Directions → Copy every row below word for word, keeping each line as it is.

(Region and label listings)
***

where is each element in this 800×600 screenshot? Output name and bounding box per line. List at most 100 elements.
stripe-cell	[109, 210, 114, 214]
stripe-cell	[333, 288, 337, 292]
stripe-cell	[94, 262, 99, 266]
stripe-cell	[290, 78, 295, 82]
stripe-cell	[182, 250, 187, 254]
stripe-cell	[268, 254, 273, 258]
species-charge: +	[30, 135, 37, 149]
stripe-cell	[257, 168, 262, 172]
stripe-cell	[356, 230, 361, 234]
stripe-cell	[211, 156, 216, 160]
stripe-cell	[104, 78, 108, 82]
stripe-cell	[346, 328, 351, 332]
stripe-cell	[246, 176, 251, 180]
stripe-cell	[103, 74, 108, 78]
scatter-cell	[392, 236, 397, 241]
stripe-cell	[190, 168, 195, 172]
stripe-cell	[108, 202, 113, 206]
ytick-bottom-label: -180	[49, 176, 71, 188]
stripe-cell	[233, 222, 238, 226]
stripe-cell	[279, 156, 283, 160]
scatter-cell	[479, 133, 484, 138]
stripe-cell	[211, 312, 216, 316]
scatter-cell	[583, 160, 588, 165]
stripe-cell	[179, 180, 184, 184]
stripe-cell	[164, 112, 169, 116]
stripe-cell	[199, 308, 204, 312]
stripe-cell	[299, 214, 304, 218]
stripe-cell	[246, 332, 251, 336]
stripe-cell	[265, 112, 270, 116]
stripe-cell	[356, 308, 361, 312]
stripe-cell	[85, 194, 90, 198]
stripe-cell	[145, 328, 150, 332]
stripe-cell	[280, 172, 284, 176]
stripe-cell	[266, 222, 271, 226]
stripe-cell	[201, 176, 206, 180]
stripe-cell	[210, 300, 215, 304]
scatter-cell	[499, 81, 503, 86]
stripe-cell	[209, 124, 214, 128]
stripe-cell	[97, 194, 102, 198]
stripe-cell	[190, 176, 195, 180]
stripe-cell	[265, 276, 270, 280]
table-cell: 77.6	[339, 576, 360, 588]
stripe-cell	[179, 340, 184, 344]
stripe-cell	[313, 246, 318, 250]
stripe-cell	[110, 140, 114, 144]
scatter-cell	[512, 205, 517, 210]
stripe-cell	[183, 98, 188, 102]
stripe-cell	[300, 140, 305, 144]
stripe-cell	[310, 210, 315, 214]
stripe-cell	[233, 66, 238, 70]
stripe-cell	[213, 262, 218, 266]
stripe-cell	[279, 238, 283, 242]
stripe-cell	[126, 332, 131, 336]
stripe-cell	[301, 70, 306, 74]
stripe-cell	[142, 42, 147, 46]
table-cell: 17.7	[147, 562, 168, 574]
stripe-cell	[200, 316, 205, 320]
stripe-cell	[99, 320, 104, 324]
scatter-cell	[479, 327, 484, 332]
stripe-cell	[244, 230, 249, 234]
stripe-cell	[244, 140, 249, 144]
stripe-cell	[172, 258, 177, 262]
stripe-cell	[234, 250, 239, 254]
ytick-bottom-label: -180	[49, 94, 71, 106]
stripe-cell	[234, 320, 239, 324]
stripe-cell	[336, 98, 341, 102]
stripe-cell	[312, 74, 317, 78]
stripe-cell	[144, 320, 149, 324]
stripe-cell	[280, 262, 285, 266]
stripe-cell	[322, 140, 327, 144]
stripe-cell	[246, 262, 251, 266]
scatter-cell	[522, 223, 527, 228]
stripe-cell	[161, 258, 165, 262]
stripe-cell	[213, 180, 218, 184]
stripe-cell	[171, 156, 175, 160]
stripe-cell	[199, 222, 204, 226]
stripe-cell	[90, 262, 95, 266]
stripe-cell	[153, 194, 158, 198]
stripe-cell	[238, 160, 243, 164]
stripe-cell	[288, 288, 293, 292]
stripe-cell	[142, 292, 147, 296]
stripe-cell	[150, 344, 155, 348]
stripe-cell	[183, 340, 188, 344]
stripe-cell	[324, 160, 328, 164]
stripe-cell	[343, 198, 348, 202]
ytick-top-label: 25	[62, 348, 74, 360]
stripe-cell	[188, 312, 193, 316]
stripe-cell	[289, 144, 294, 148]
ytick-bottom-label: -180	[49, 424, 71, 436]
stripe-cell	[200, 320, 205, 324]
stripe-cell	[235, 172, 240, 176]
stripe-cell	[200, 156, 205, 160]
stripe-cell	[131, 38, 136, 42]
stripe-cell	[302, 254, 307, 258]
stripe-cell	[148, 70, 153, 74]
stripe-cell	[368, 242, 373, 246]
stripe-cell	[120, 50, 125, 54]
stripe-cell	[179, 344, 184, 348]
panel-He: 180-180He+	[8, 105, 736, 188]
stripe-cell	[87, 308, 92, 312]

***

Task output →
where is each element in this 800×600 screenshot? Output name and bounding box per line. List at most 100 elements.
stripe-cell	[109, 210, 114, 214]
stripe-cell	[333, 288, 337, 292]
stripe-cell	[94, 262, 99, 266]
stripe-cell	[290, 78, 295, 82]
stripe-cell	[182, 250, 187, 254]
stripe-cell	[268, 254, 273, 258]
species-charge: +	[30, 135, 37, 149]
stripe-cell	[257, 168, 262, 172]
stripe-cell	[356, 230, 361, 234]
stripe-cell	[211, 156, 216, 160]
stripe-cell	[104, 78, 108, 82]
stripe-cell	[346, 328, 351, 332]
stripe-cell	[246, 176, 251, 180]
stripe-cell	[103, 74, 108, 78]
scatter-cell	[392, 236, 397, 241]
stripe-cell	[190, 168, 195, 172]
stripe-cell	[108, 202, 113, 206]
ytick-bottom-label: -180	[49, 176, 71, 188]
stripe-cell	[233, 222, 238, 226]
stripe-cell	[279, 156, 283, 160]
scatter-cell	[479, 133, 484, 138]
stripe-cell	[211, 312, 216, 316]
scatter-cell	[583, 160, 588, 165]
stripe-cell	[179, 180, 184, 184]
stripe-cell	[164, 112, 169, 116]
stripe-cell	[199, 308, 204, 312]
stripe-cell	[299, 214, 304, 218]
stripe-cell	[246, 332, 251, 336]
stripe-cell	[265, 112, 270, 116]
stripe-cell	[356, 308, 361, 312]
stripe-cell	[85, 194, 90, 198]
stripe-cell	[145, 328, 150, 332]
stripe-cell	[280, 172, 284, 176]
stripe-cell	[266, 222, 271, 226]
stripe-cell	[201, 176, 206, 180]
stripe-cell	[210, 300, 215, 304]
scatter-cell	[499, 81, 503, 86]
stripe-cell	[209, 124, 214, 128]
stripe-cell	[97, 194, 102, 198]
stripe-cell	[190, 176, 195, 180]
stripe-cell	[265, 276, 270, 280]
table-cell: 77.6	[339, 576, 360, 588]
stripe-cell	[179, 340, 184, 344]
stripe-cell	[313, 246, 318, 250]
stripe-cell	[110, 140, 114, 144]
scatter-cell	[512, 205, 517, 210]
stripe-cell	[183, 98, 188, 102]
stripe-cell	[300, 140, 305, 144]
stripe-cell	[310, 210, 315, 214]
stripe-cell	[233, 66, 238, 70]
stripe-cell	[213, 262, 218, 266]
stripe-cell	[279, 238, 283, 242]
stripe-cell	[126, 332, 131, 336]
stripe-cell	[301, 70, 306, 74]
stripe-cell	[142, 42, 147, 46]
table-cell: 17.7	[147, 562, 168, 574]
stripe-cell	[200, 316, 205, 320]
stripe-cell	[99, 320, 104, 324]
scatter-cell	[479, 327, 484, 332]
stripe-cell	[244, 230, 249, 234]
stripe-cell	[244, 140, 249, 144]
stripe-cell	[172, 258, 177, 262]
stripe-cell	[234, 250, 239, 254]
ytick-bottom-label: -180	[49, 94, 71, 106]
stripe-cell	[234, 320, 239, 324]
stripe-cell	[336, 98, 341, 102]
stripe-cell	[312, 74, 317, 78]
stripe-cell	[144, 320, 149, 324]
stripe-cell	[280, 262, 285, 266]
stripe-cell	[322, 140, 327, 144]
stripe-cell	[246, 262, 251, 266]
scatter-cell	[522, 223, 527, 228]
stripe-cell	[161, 258, 165, 262]
stripe-cell	[213, 180, 218, 184]
stripe-cell	[171, 156, 175, 160]
stripe-cell	[199, 222, 204, 226]
stripe-cell	[90, 262, 95, 266]
stripe-cell	[153, 194, 158, 198]
stripe-cell	[238, 160, 243, 164]
stripe-cell	[288, 288, 293, 292]
stripe-cell	[142, 292, 147, 296]
stripe-cell	[150, 344, 155, 348]
stripe-cell	[183, 340, 188, 344]
stripe-cell	[324, 160, 328, 164]
stripe-cell	[343, 198, 348, 202]
ytick-top-label: 25	[62, 348, 74, 360]
stripe-cell	[188, 312, 193, 316]
stripe-cell	[289, 144, 294, 148]
ytick-bottom-label: -180	[49, 424, 71, 436]
stripe-cell	[200, 320, 205, 324]
stripe-cell	[235, 172, 240, 176]
stripe-cell	[200, 156, 205, 160]
stripe-cell	[131, 38, 136, 42]
stripe-cell	[302, 254, 307, 258]
stripe-cell	[148, 70, 153, 74]
stripe-cell	[368, 242, 373, 246]
stripe-cell	[120, 50, 125, 54]
stripe-cell	[179, 344, 184, 348]
panel-He: 180-180He+	[8, 105, 736, 188]
stripe-cell	[87, 308, 92, 312]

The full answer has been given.